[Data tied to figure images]
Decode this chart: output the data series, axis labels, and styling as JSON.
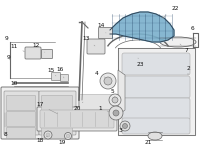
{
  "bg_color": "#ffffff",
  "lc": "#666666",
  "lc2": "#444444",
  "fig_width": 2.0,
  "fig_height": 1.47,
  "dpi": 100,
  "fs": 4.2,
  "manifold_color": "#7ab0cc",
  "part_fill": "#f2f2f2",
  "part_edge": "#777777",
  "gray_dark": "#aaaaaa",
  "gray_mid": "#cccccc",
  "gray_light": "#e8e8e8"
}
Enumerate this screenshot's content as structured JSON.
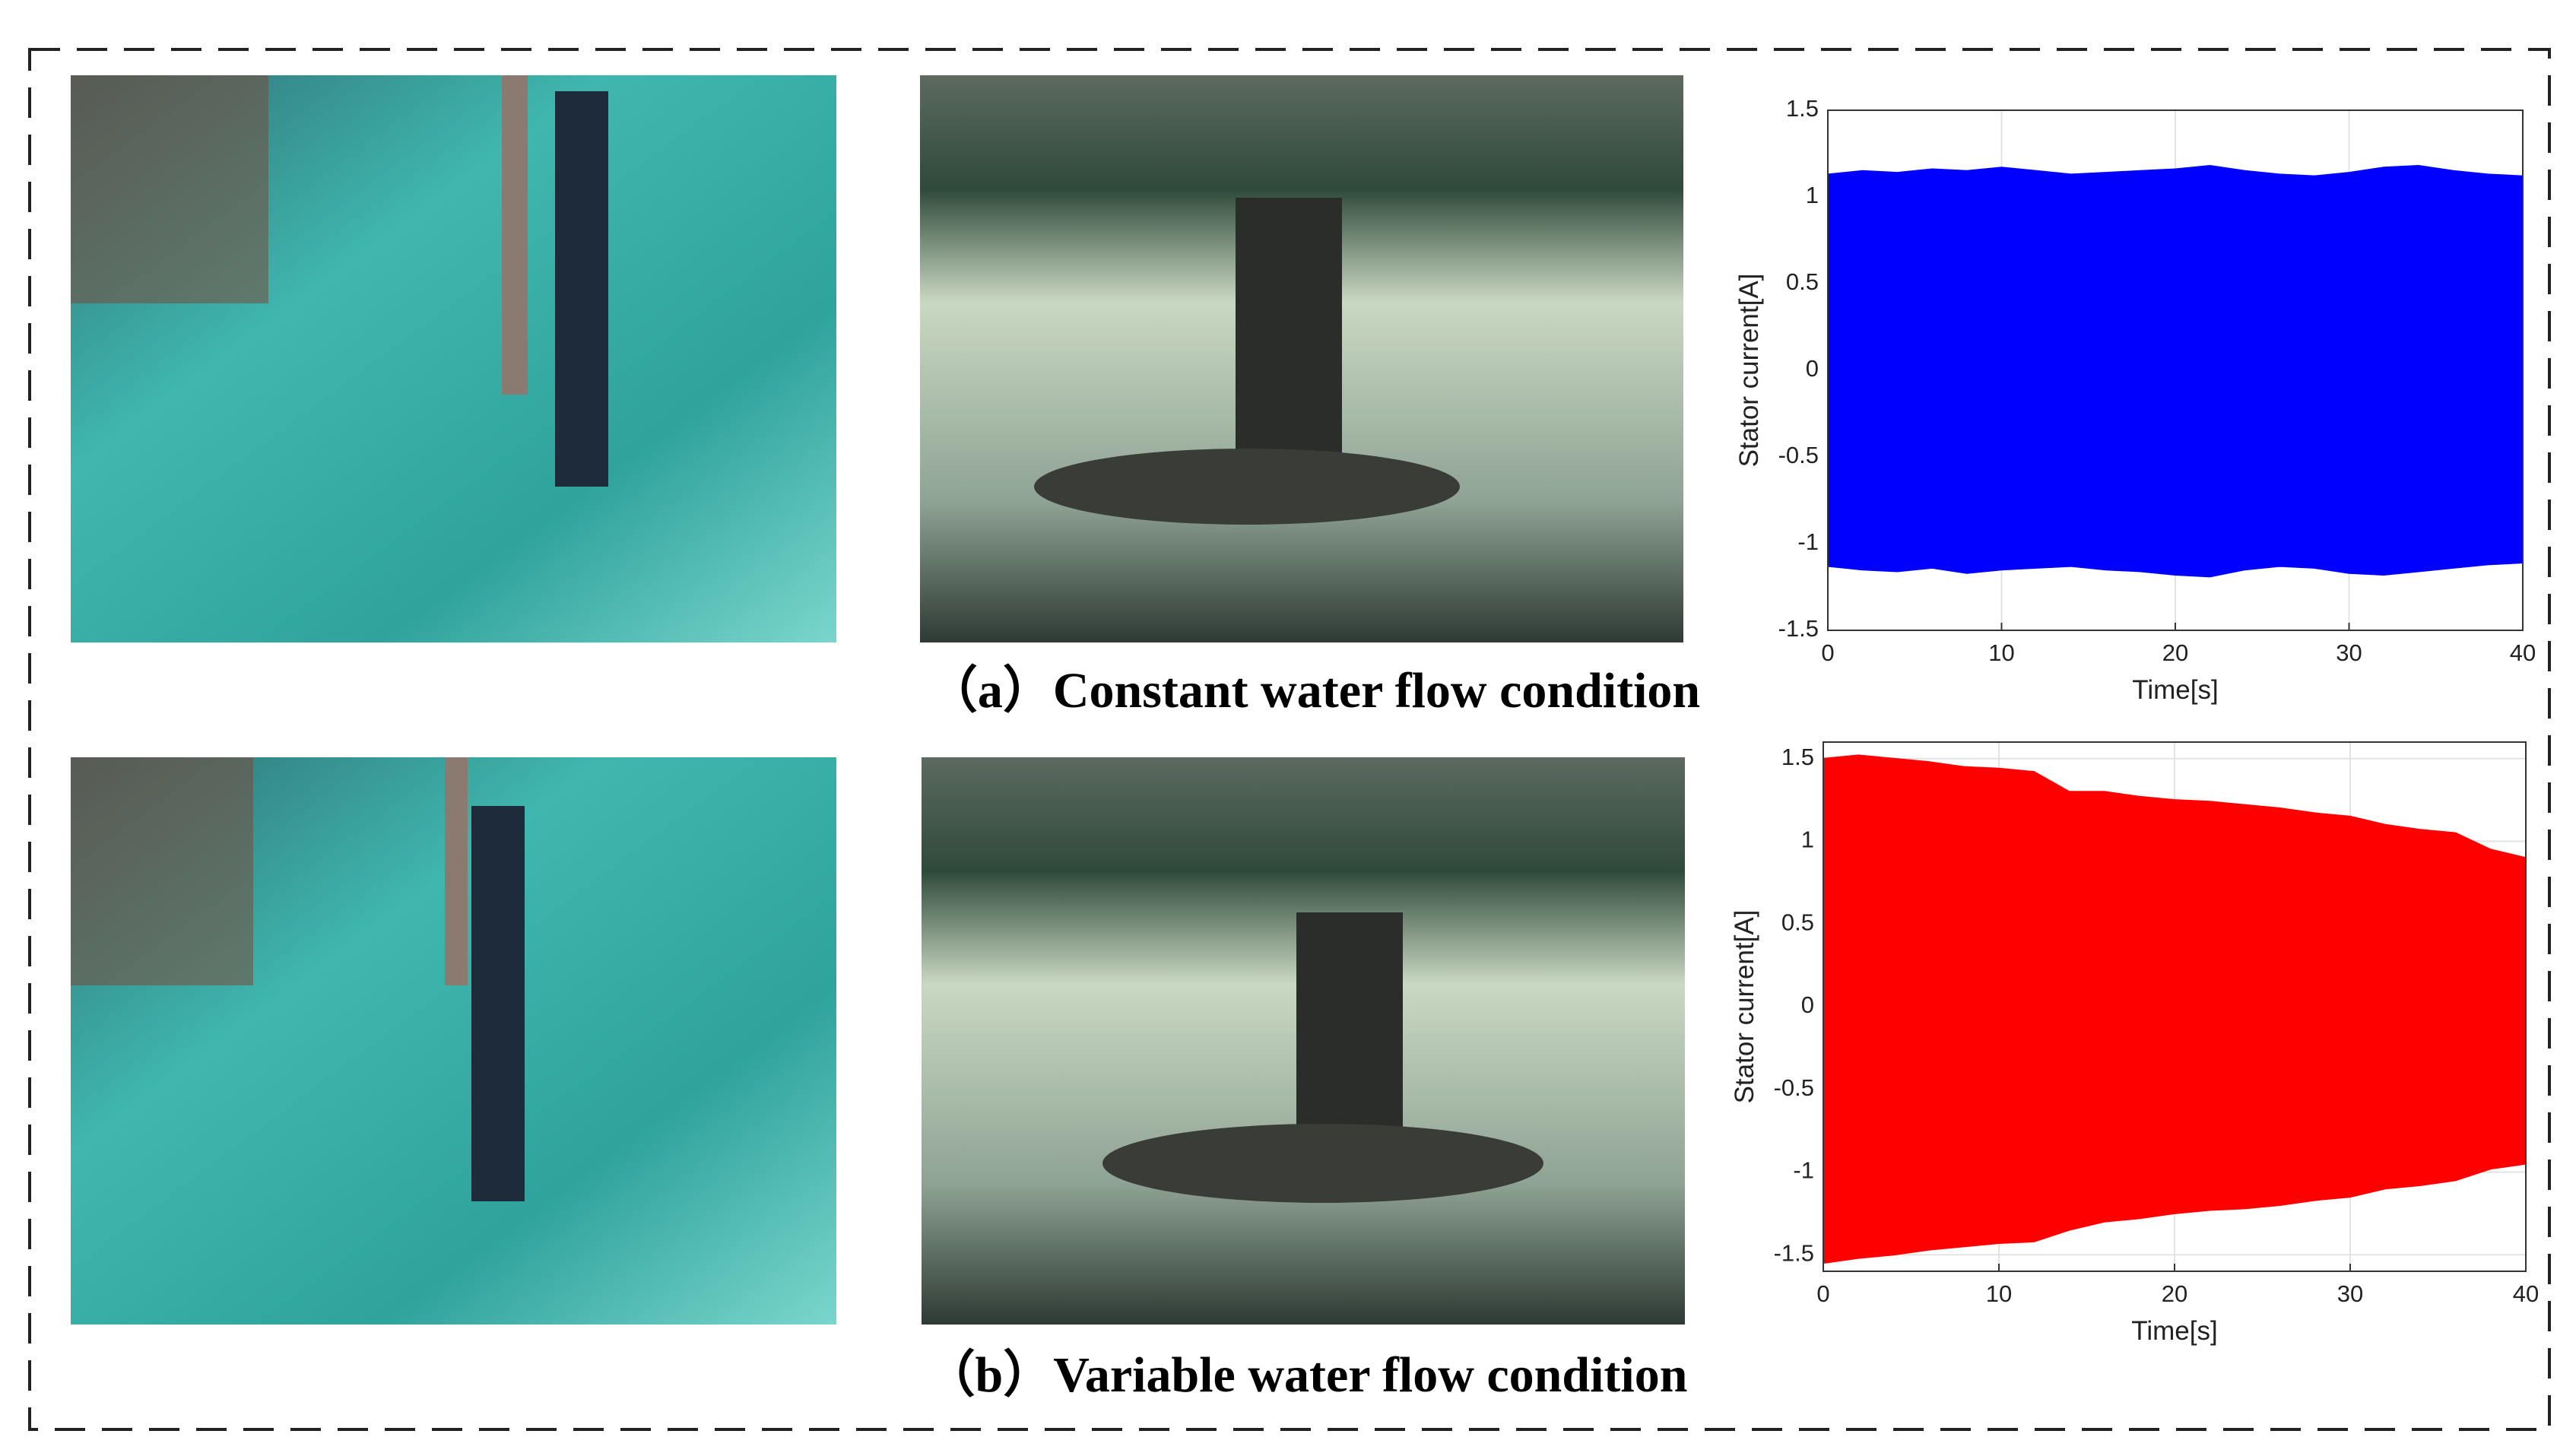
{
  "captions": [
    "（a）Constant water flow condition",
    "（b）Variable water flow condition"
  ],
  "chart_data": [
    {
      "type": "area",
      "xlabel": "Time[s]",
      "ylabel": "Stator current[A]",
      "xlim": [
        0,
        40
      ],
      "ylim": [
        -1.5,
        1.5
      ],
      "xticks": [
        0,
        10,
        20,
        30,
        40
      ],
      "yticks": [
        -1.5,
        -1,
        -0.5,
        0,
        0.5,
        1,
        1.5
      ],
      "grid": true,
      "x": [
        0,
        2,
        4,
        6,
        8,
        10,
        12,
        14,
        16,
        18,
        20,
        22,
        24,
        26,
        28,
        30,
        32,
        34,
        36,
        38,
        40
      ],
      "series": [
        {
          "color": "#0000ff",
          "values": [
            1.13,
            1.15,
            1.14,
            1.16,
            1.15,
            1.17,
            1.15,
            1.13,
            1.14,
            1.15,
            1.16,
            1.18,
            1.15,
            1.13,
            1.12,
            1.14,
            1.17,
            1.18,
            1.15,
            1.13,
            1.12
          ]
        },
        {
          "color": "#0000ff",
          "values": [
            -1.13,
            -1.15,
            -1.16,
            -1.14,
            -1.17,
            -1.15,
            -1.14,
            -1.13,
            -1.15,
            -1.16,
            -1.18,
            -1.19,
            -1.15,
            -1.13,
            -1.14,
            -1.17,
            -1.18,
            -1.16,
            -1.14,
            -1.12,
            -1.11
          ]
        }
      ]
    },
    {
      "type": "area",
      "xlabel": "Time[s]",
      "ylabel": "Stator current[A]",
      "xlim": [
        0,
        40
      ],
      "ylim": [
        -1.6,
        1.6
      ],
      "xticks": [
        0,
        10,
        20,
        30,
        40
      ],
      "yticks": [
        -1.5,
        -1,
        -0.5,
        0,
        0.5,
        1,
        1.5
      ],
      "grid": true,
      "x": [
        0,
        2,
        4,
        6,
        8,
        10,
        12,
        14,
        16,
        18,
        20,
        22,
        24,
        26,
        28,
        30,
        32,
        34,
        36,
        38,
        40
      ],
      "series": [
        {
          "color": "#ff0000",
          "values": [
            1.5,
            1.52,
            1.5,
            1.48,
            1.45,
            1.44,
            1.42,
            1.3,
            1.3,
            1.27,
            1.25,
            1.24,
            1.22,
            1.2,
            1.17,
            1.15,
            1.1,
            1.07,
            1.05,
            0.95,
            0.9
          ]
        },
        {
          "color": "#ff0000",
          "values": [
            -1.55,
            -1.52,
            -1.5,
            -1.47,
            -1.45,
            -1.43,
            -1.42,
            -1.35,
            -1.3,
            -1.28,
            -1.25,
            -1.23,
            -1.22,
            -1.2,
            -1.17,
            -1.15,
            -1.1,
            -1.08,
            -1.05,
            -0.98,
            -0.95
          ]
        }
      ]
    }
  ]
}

**Set problem:** Copy every line of the entries above in which "this" occurs.

**Final result:**
Decode this chart: output the data series, axis labels, and styling as JSON.
Enumerate this screenshot's content as structured JSON.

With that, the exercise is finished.